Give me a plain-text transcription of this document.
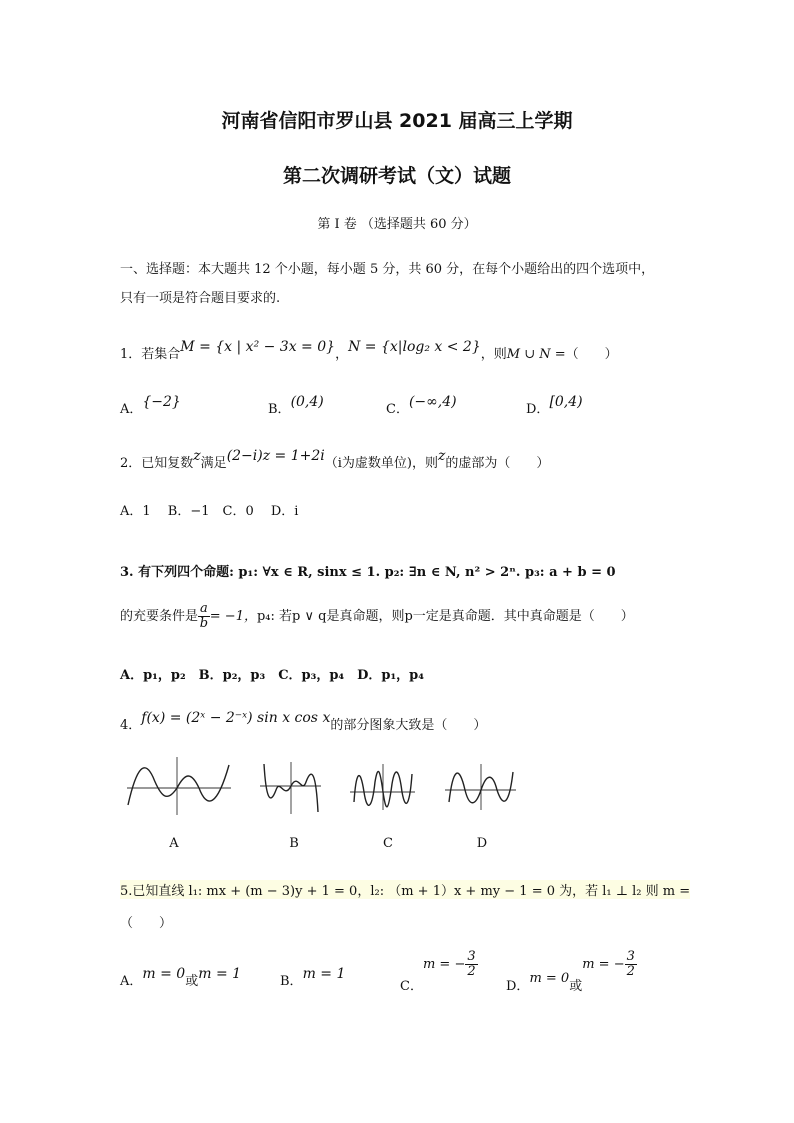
河南省信阳市罗山县 2021 届高三上学期
第二次调研考试（文）试题
第 I 卷 （选择题共 60 分）
一、选择题：本大题共 12 个小题，每小题 5 分，共 60 分，在每个小题给出的四个选项中，
只有一项是符合题目要求的.
1．若集合M = {x | x² − 3x = 0}，N = {x|log₂ x < 2}，则M ∪ N =（　　）
A．{−2}	B．(0,4)	C．(−∞,4)	D．[0,4)
2．已知复数z满足(2−i)z = 1+2i（i为虚数单位)，则z的虚部为（　　）
A．1　 B．−1　C．0　 D．i
3. 有下列四个命题: p₁: ∀x ∈ R, sinx ≤ 1. p₂: ∃n ∈ N, n² > 2ⁿ. p₃: a + b = 0
的充要条件是 $\frac{a}{b} = -1$，p₄: 若p ∨ q是真命题，则p一定是真命题．其中真命题是（　　）
A．p₁，p₂　B．p₂，p₃　C．p₃，p₄　D．p₁，p₄
4．f(x) = (2ˣ − 2⁻ˣ) sin x cos x的部分图象大致是（　　）
A	B	C	D
5.已知直线 l₁: mx + (m − 3)y + 1 = 0，l₂: （m + 1）x + my − 1 = 0 为，若 l₁ ⊥ l₂ 则 m =
（　　）
A．m = 0或m = 1	B．m = 1
C．m = − $\frac{3}{2}$
D．m = 0或m = − $\frac{3}{2}$
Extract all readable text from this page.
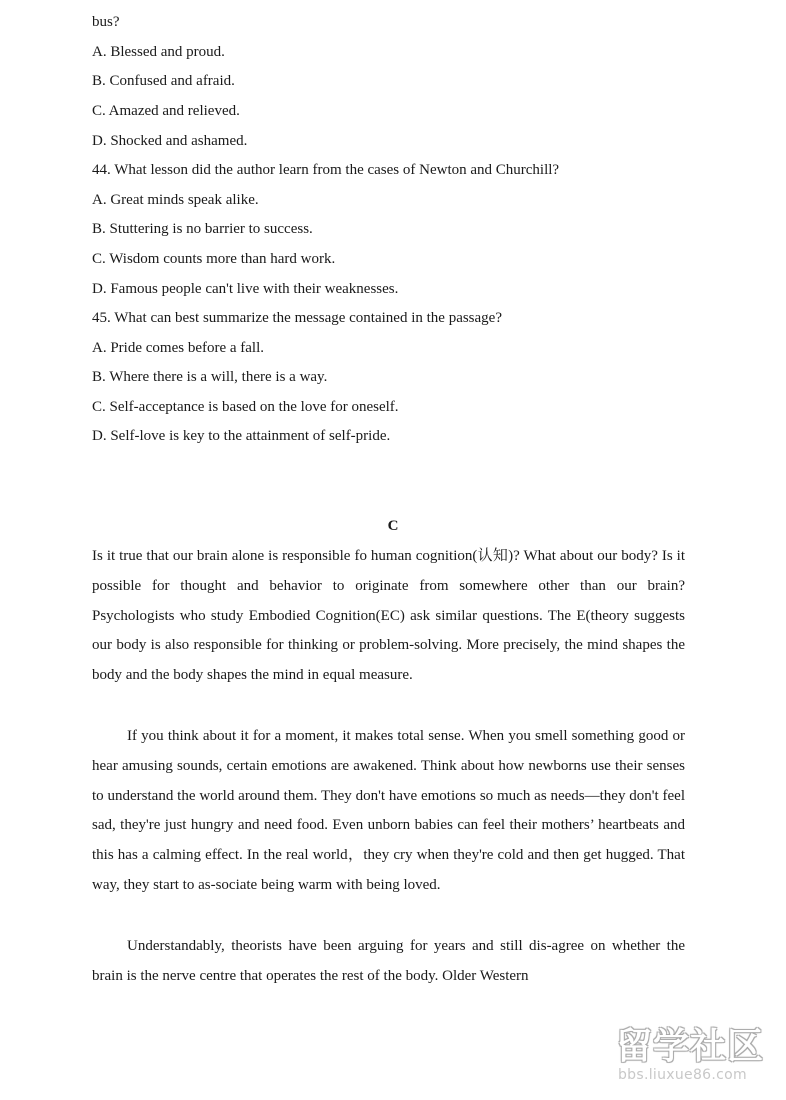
bus?
A. Blessed and proud.
B. Confused and afraid.
C. Amazed and relieved.
D. Shocked and ashamed.
44. What lesson did the author learn from the cases of Newton and Churchill?
A. Great minds speak alike.
B. Stuttering is no barrier to success.
C. Wisdom counts more than hard work.
D. Famous people can't live with their weaknesses.
45. What can best summarize the message contained in the passage?
A. Pride comes before a fall.
B. Where there is a will, there is a way.
C. Self-acceptance is based on the love for oneself.
D. Self-love is key to the attainment of self-pride.
C
Is it true that our brain alone is responsible fo human cognition(认知)? What about our body? Is it possible for thought and behavior to originate from somewhere other than our brain? Psychologists who study Embodied Cognition(EC) ask similar questions. The E(theory suggests our body is also responsible for thinking or problem-solving. More precisely, the mind shapes the body and the body shapes the mind in equal measure.
If you think about it for a moment, it makes total sense. When you smell something good or hear amusing sounds, certain emotions are awakened. Think about how newborns use their senses to understand the world around them. They don't have emotions so much as needs—they don't feel sad, they're just hungry and need food. Even unborn babies can feel their mothers’ heartbeats and this has a calming effect. In the real world，they cry when they're cold and then get hugged. That way, they start to as-sociate being warm with being loved.
Understandably, theorists have been arguing for years and still dis-agree on whether the brain is the nerve centre that operates the rest of the body. Older Western
留学社区
bbs.liuxue86.com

## Exercise description
Transcribe the material as is, with images omitted.

## Final result
Give me a plain-text transcription of this document.
河南省信阳市罗山县 2021 届高三上学期
第二次调研考试（文）试题
第 I 卷 （选择题共 60 分）
一、选择题：本大题共 12 个小题，每小题 5 分，共 60 分，在每个小题给出的四个选项中，
只有一项是符合题目要求的.
1．若集合M = {x | x² − 3x = 0}，N = {x|log₂ x < 2}，则M ∪ N =（　　）
A．{−2}	B．(0,4)	C．(−∞,4)	D．[0,4)
2．已知复数z满足(2−i)z = 1+2i（i为虚数单位)，则z的虚部为（　　）
A．1　 B．−1　C．0　 D．i
3. 有下列四个命题: p₁: ∀x ∈ R, sinx ≤ 1. p₂: ∃n ∈ N, n² > 2ⁿ. p₃: a + b = 0
的充要条件是 $\frac{a}{b} = -1$，p₄: 若p ∨ q是真命题，则p一定是真命题．其中真命题是（　　）
A．p₁，p₂　B．p₂，p₃　C．p₃，p₄　D．p₁，p₄
4．f(x) = (2ˣ − 2⁻ˣ) sin x cos x的部分图象大致是（　　）
A	B	C	D
5.已知直线 l₁: mx + (m − 3)y + 1 = 0，l₂: （m + 1）x + my − 1 = 0 为，若 l₁ ⊥ l₂ 则 m =
（　　）
A．m = 0或m = 1	B．m = 1
C．m = − $\frac{3}{2}$
D．m = 0或m = − $\frac{3}{2}$
Extract all readable text from this page.
bus?
A. Blessed and proud.
B. Confused and afraid.
C. Amazed and relieved.
D. Shocked and ashamed.
44. What lesson did the author learn from the cases of Newton and Churchill?
A. Great minds speak alike.
B. Stuttering is no barrier to success.
C. Wisdom counts more than hard work.
D. Famous people can't live with their weaknesses.
45. What can best summarize the message contained in the passage?
A. Pride comes before a fall.
B. Where there is a will, there is a way.
C. Self-acceptance is based on the love for oneself.
D. Self-love is key to the attainment of self-pride.
C
Is it true that our brain alone is responsible fo human cognition(认知)? What about our body? Is it possible for thought and behavior to originate from somewhere other than our brain? Psychologists who study Embodied Cognition(EC) ask similar questions. The E(theory suggests our body is also responsible for thinking or problem-solving. More precisely, the mind shapes the body and the body shapes the mind in equal measure.
If you think about it for a moment, it makes total sense. When you smell something good or hear amusing sounds, certain emotions are awakened. Think about how newborns use their senses to understand the world around them. They don't have emotions so much as needs—they don't feel sad, they're just hungry and need food. Even unborn babies can feel their mothers’ heartbeats and this has a calming effect. In the real world，they cry when they're cold and then get hugged. That way, they start to as-sociate being warm with being loved.
Understandably, theorists have been arguing for years and still dis-agree on whether the brain is the nerve centre that operates the rest of the body. Older Western
留学社区
bbs.liuxue86.com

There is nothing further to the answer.